**TASK STATEMENT**
Skip the pictures and extract all of the lines exactly as written.

-------- RECORDS SUPPLIED

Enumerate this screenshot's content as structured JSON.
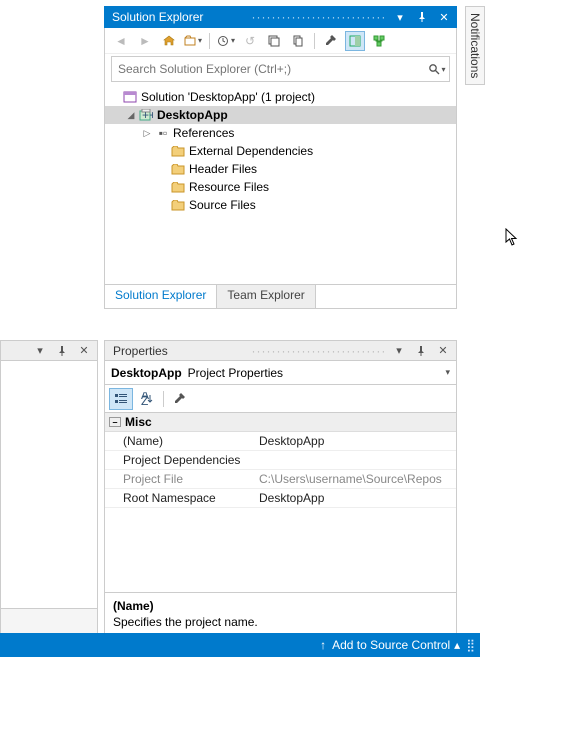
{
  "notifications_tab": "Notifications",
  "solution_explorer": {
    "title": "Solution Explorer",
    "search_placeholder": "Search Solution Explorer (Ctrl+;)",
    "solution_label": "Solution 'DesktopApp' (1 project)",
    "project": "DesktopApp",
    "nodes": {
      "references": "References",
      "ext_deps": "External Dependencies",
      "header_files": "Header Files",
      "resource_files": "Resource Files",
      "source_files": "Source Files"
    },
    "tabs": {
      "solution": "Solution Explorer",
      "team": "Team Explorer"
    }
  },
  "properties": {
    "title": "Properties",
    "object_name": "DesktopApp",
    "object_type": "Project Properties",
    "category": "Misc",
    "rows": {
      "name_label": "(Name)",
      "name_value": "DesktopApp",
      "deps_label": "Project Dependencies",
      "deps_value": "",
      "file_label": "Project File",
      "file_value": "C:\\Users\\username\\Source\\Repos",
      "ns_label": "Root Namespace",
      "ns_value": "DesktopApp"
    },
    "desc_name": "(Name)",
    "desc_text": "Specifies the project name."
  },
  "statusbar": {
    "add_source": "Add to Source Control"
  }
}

----------------

**TASK ANSWER**
Enumerate this screenshot's content as structured JSON.
{
  "notifications_tab": "Notifications",
  "solution_explorer": {
    "title": "Solution Explorer",
    "search_placeholder": "Search Solution Explorer (Ctrl+;)",
    "solution_label": "Solution 'DesktopApp' (1 project)",
    "project": "DesktopApp",
    "nodes": {
      "references": "References",
      "ext_deps": "External Dependencies",
      "header_files": "Header Files",
      "resource_files": "Resource Files",
      "source_files": "Source Files"
    },
    "tabs": {
      "solution": "Solution Explorer",
      "team": "Team Explorer"
    }
  },
  "properties": {
    "title": "Properties",
    "object_name": "DesktopApp",
    "object_type": "Project Properties",
    "category": "Misc",
    "rows": {
      "name_label": "(Name)",
      "name_value": "DesktopApp",
      "deps_label": "Project Dependencies",
      "deps_value": "",
      "file_label": "Project File",
      "file_value": "C:\\Users\\username\\Source\\Repos",
      "ns_label": "Root Namespace",
      "ns_value": "DesktopApp"
    },
    "desc_name": "(Name)",
    "desc_text": "Specifies the project name."
  },
  "statusbar": {
    "add_source": "Add to Source Control"
  }
}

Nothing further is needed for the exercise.